:: Excerpted records
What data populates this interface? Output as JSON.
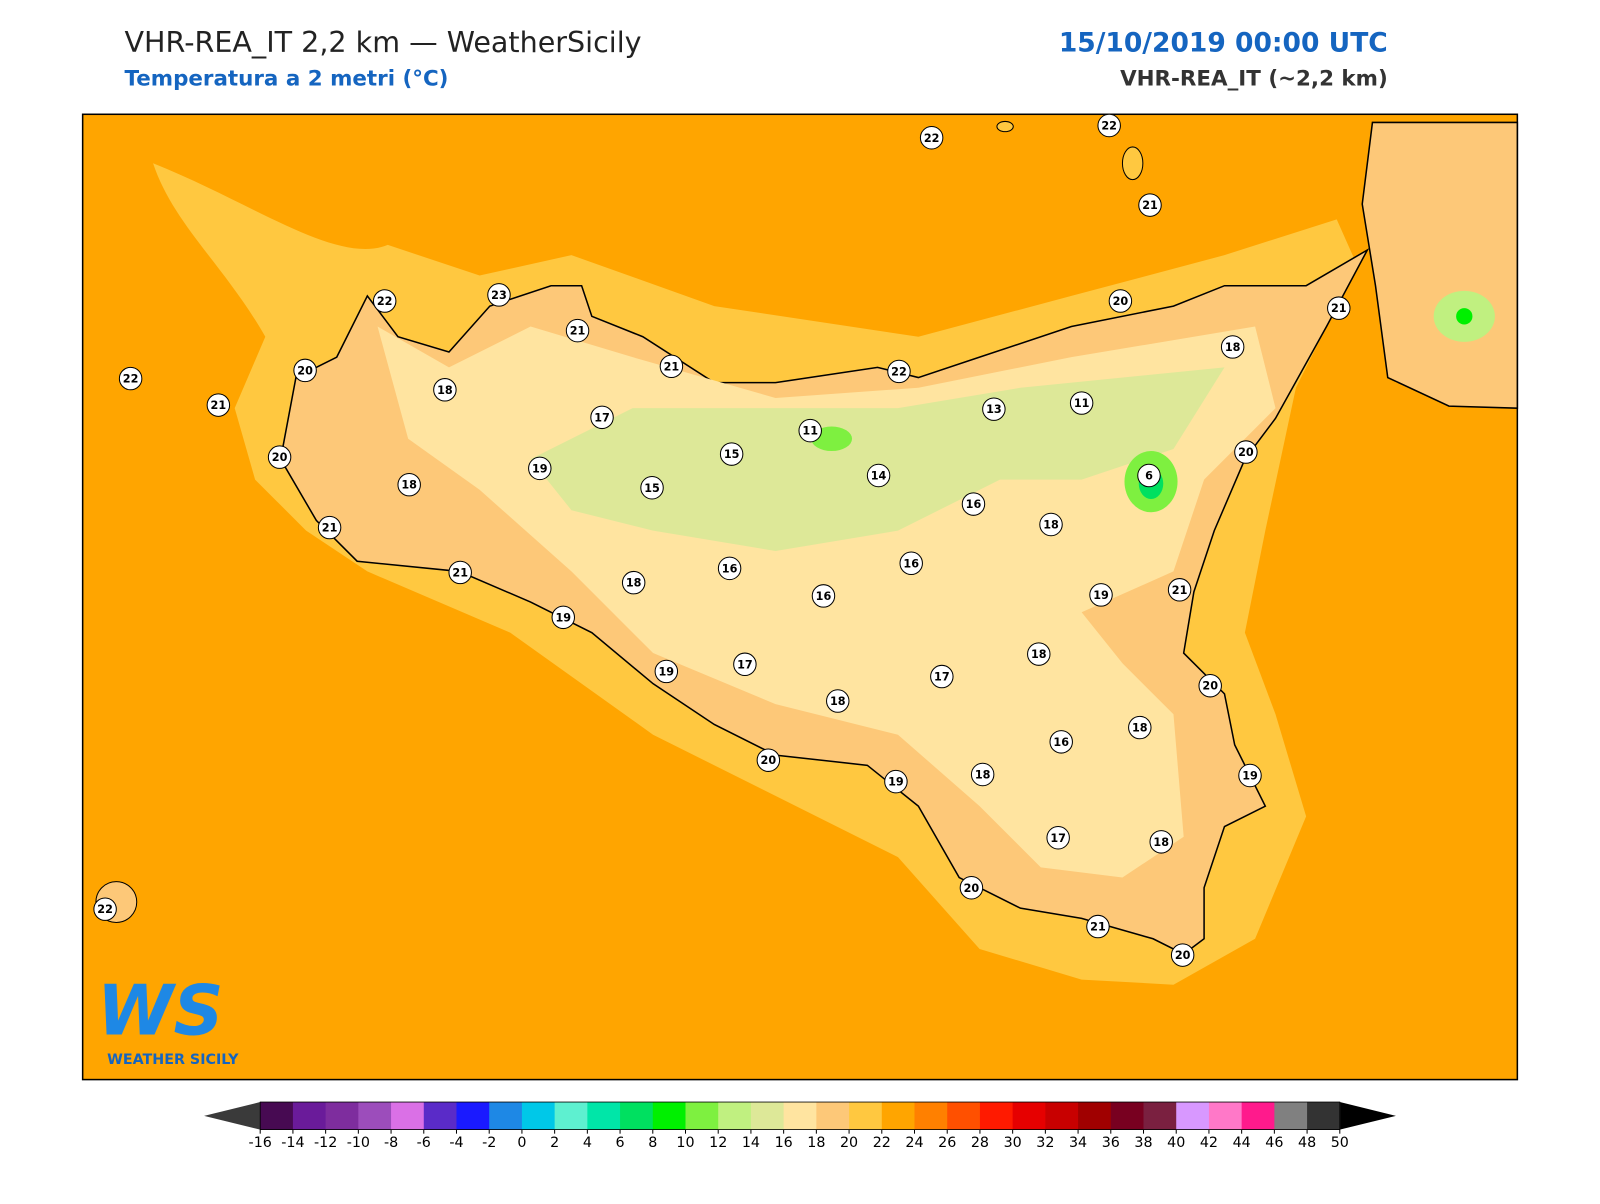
{
  "header": {
    "title": "VHR-REA_IT 2,2 km — WeatherSicily",
    "subtitle": "Temperatura a 2 metri (°C)",
    "datetime": "15/10/2019 00:00 UTC",
    "model": "VHR-REA_IT (~2,2 km)"
  },
  "map": {
    "station_values": [
      22,
      22,
      21,
      22,
      23,
      21,
      21,
      22,
      20,
      21,
      18,
      22,
      20,
      21,
      18,
      17,
      11,
      13,
      11,
      20,
      19,
      15,
      14,
      6,
      20,
      18,
      15,
      16,
      18,
      21,
      21,
      16,
      16,
      16,
      18,
      19,
      21,
      19,
      18,
      19,
      17,
      17,
      20,
      18,
      18,
      16,
      20,
      19,
      18,
      19,
      17,
      18,
      20,
      21,
      20,
      22
    ]
  },
  "logo": {
    "mark": "WS",
    "name": "WEATHER SICILY"
  },
  "colorbar": {
    "ticks": [
      -16,
      -14,
      -12,
      -10,
      -8,
      -6,
      -4,
      -2,
      0,
      2,
      4,
      6,
      8,
      10,
      12,
      14,
      16,
      18,
      20,
      22,
      24,
      26,
      28,
      30,
      32,
      34,
      36,
      38,
      40,
      42,
      44,
      46,
      48,
      50
    ],
    "colors": [
      "#470a52",
      "#6a1b9a",
      "#7e2d9e",
      "#9c4dbb",
      "#da70e6",
      "#5a2bc8",
      "#1a1aff",
      "#1e88e5",
      "#00c8e8",
      "#5ef0d0",
      "#00e6a8",
      "#00e060",
      "#00f000",
      "#7ef040",
      "#c0f080",
      "#dde898",
      "#ffe4a0",
      "#fdc878",
      "#ffc840",
      "#ffa500",
      "#ff8000",
      "#ff5000",
      "#ff1a00",
      "#e60000",
      "#c80000",
      "#a00000",
      "#780020",
      "#7a2040",
      "#d898ff",
      "#ff78c8",
      "#ff1a8c",
      "#808080",
      "#333333"
    ],
    "under_color": "#3a3a3a",
    "over_color": "#000000"
  }
}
::::
Work instructions — Repeat the material above in full and unchanged, minus its images.

Result of this task —
What data populates this interface? Output as JSON.
{
  "header": {
    "title": "VHR-REA_IT 2,2 km — WeatherSicily",
    "subtitle": "Temperatura a 2 metri (°C)",
    "datetime": "15/10/2019 00:00 UTC",
    "model": "VHR-REA_IT (~2,2 km)"
  },
  "map": {
    "station_values": [
      22,
      22,
      21,
      22,
      23,
      21,
      21,
      22,
      20,
      21,
      18,
      22,
      20,
      21,
      18,
      17,
      11,
      13,
      11,
      20,
      19,
      15,
      14,
      6,
      20,
      18,
      15,
      16,
      18,
      21,
      21,
      16,
      16,
      16,
      18,
      19,
      21,
      19,
      18,
      19,
      17,
      17,
      20,
      18,
      18,
      16,
      20,
      19,
      18,
      19,
      17,
      18,
      20,
      21,
      20,
      22
    ]
  },
  "logo": {
    "mark": "WS",
    "name": "WEATHER SICILY"
  },
  "colorbar": {
    "ticks": [
      -16,
      -14,
      -12,
      -10,
      -8,
      -6,
      -4,
      -2,
      0,
      2,
      4,
      6,
      8,
      10,
      12,
      14,
      16,
      18,
      20,
      22,
      24,
      26,
      28,
      30,
      32,
      34,
      36,
      38,
      40,
      42,
      44,
      46,
      48,
      50
    ],
    "colors": [
      "#470a52",
      "#6a1b9a",
      "#7e2d9e",
      "#9c4dbb",
      "#da70e6",
      "#5a2bc8",
      "#1a1aff",
      "#1e88e5",
      "#00c8e8",
      "#5ef0d0",
      "#00e6a8",
      "#00e060",
      "#00f000",
      "#7ef040",
      "#c0f080",
      "#dde898",
      "#ffe4a0",
      "#fdc878",
      "#ffc840",
      "#ffa500",
      "#ff8000",
      "#ff5000",
      "#ff1a00",
      "#e60000",
      "#c80000",
      "#a00000",
      "#780020",
      "#7a2040",
      "#d898ff",
      "#ff78c8",
      "#ff1a8c",
      "#808080",
      "#333333"
    ],
    "under_color": "#3a3a3a",
    "over_color": "#000000"
  }
}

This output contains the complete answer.